__Task__
Every entry that follows needs to be repeated exactly.
"""
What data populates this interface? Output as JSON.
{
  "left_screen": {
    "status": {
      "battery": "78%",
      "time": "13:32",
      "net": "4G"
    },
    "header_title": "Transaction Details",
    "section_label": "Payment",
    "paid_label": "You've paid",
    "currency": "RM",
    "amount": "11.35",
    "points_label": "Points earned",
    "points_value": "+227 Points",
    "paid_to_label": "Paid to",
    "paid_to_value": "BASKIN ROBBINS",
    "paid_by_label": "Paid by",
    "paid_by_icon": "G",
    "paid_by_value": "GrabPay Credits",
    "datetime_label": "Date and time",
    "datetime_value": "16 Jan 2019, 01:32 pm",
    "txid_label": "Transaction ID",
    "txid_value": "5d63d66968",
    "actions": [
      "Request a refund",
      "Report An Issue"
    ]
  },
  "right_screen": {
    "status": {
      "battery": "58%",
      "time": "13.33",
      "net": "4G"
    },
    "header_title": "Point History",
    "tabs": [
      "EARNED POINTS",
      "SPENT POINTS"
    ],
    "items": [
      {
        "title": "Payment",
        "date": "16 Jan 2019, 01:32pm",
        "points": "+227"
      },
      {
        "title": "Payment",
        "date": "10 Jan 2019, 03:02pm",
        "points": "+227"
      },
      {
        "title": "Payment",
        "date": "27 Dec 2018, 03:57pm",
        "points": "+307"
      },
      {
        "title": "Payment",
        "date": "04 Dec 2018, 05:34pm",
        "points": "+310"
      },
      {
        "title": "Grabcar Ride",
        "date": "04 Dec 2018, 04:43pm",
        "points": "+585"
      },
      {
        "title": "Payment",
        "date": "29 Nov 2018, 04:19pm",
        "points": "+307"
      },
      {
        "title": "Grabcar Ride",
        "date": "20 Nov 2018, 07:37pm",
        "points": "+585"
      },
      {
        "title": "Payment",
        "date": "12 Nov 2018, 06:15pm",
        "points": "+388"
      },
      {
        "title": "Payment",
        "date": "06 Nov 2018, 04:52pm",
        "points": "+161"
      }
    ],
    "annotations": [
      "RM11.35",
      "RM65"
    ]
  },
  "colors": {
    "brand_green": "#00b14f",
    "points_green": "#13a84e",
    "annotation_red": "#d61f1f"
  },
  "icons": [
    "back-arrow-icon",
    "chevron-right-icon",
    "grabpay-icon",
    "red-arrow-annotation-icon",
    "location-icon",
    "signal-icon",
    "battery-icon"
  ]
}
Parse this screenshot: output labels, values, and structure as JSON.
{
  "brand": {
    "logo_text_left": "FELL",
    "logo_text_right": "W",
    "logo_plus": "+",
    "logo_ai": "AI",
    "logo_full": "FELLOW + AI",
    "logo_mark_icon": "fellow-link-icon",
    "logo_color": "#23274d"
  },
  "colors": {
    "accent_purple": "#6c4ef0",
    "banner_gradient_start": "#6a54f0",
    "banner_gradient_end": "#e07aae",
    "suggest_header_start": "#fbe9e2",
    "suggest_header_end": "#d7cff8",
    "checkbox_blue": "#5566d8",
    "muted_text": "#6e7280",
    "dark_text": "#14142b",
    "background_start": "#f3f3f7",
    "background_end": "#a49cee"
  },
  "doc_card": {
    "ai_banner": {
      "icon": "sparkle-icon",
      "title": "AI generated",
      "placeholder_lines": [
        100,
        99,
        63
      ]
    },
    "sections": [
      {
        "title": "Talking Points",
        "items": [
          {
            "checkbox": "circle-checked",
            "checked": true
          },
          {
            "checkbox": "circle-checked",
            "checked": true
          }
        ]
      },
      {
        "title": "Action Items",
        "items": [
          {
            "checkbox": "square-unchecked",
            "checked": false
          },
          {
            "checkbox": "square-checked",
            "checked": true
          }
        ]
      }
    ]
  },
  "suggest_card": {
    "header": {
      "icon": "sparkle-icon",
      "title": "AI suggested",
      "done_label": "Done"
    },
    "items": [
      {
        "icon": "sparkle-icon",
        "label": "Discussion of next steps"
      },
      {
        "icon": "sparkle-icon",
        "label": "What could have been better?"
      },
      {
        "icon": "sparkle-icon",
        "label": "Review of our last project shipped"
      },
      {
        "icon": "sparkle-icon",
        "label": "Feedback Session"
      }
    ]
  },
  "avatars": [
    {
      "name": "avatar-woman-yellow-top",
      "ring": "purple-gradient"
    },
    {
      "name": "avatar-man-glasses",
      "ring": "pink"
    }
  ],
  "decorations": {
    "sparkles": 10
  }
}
"""
__Solution to this task__
What data populates this interface? Output as JSON.
{
  "left_screen": {
    "status": {
      "battery": "78%",
      "time": "13:32",
      "net": "4G"
    },
    "header_title": "Transaction Details",
    "section_label": "Payment",
    "paid_label": "You've paid",
    "currency": "RM",
    "amount": "11.35",
    "points_label": "Points earned",
    "points_value": "+227 Points",
    "paid_to_label": "Paid to",
    "paid_to_value": "BASKIN ROBBINS",
    "paid_by_label": "Paid by",
    "paid_by_icon": "G",
    "paid_by_value": "GrabPay Credits",
    "datetime_label": "Date and time",
    "datetime_value": "16 Jan 2019, 01:32 pm",
    "txid_label": "Transaction ID",
    "txid_value": "5d63d66968",
    "actions": [
      "Request a refund",
      "Report An Issue"
    ]
  },
  "right_screen": {
    "status": {
      "battery": "58%",
      "time": "13.33",
      "net": "4G"
    },
    "header_title": "Point History",
    "tabs": [
      "EARNED POINTS",
      "SPENT POINTS"
    ],
    "items": [
      {
        "title": "Payment",
        "date": "16 Jan 2019, 01:32pm",
        "points": "+227"
      },
      {
        "title": "Payment",
        "date": "10 Jan 2019, 03:02pm",
        "points": "+227"
      },
      {
        "title": "Payment",
        "date": "27 Dec 2018, 03:57pm",
        "points": "+307"
      },
      {
        "title": "Payment",
        "date": "04 Dec 2018, 05:34pm",
        "points": "+310"
      },
      {
        "title": "Grabcar Ride",
        "date": "04 Dec 2018, 04:43pm",
        "points": "+585"
      },
      {
        "title": "Payment",
        "date": "29 Nov 2018, 04:19pm",
        "points": "+307"
      },
      {
        "title": "Grabcar Ride",
        "date": "20 Nov 2018, 07:37pm",
        "points": "+585"
      },
      {
        "title": "Payment",
        "date": "12 Nov 2018, 06:15pm",
        "points": "+388"
      },
      {
        "title": "Payment",
        "date": "06 Nov 2018, 04:52pm",
        "points": "+161"
      }
    ],
    "annotations": [
      "RM11.35",
      "RM65"
    ]
  },
  "colors": {
    "brand_green": "#00b14f",
    "points_green": "#13a84e",
    "annotation_red": "#d61f1f"
  },
  "icons": [
    "back-arrow-icon",
    "chevron-right-icon",
    "grabpay-icon",
    "red-arrow-annotation-icon",
    "location-icon",
    "signal-icon",
    "battery-icon"
  ]
}
Parse this screenshot: output labels, values, and structure as JSON.
{
  "brand": {
    "logo_text_left": "FELL",
    "logo_text_right": "W",
    "logo_plus": "+",
    "logo_ai": "AI",
    "logo_full": "FELLOW + AI",
    "logo_mark_icon": "fellow-link-icon",
    "logo_color": "#23274d"
  },
  "colors": {
    "accent_purple": "#6c4ef0",
    "banner_gradient_start": "#6a54f0",
    "banner_gradient_end": "#e07aae",
    "suggest_header_start": "#fbe9e2",
    "suggest_header_end": "#d7cff8",
    "checkbox_blue": "#5566d8",
    "muted_text": "#6e7280",
    "dark_text": "#14142b",
    "background_start": "#f3f3f7",
    "background_end": "#a49cee"
  },
  "doc_card": {
    "ai_banner": {
      "icon": "sparkle-icon",
      "title": "AI generated",
      "placeholder_lines": [
        100,
        99,
        63
      ]
    },
    "sections": [
      {
        "title": "Talking Points",
        "items": [
          {
            "checkbox": "circle-checked",
            "checked": true
          },
          {
            "checkbox": "circle-checked",
            "checked": true
          }
        ]
      },
      {
        "title": "Action Items",
        "items": [
          {
            "checkbox": "square-unchecked",
            "checked": false
          },
          {
            "checkbox": "square-checked",
            "checked": true
          }
        ]
      }
    ]
  },
  "suggest_card": {
    "header": {
      "icon": "sparkle-icon",
      "title": "AI suggested",
      "done_label": "Done"
    },
    "items": [
      {
        "icon": "sparkle-icon",
        "label": "Discussion of next steps"
      },
      {
        "icon": "sparkle-icon",
        "label": "What could have been better?"
      },
      {
        "icon": "sparkle-icon",
        "label": "Review of our last project shipped"
      },
      {
        "icon": "sparkle-icon",
        "label": "Feedback Session"
      }
    ]
  },
  "avatars": [
    {
      "name": "avatar-woman-yellow-top",
      "ring": "purple-gradient"
    },
    {
      "name": "avatar-man-glasses",
      "ring": "pink"
    }
  ],
  "decorations": {
    "sparkles": 10
  }
}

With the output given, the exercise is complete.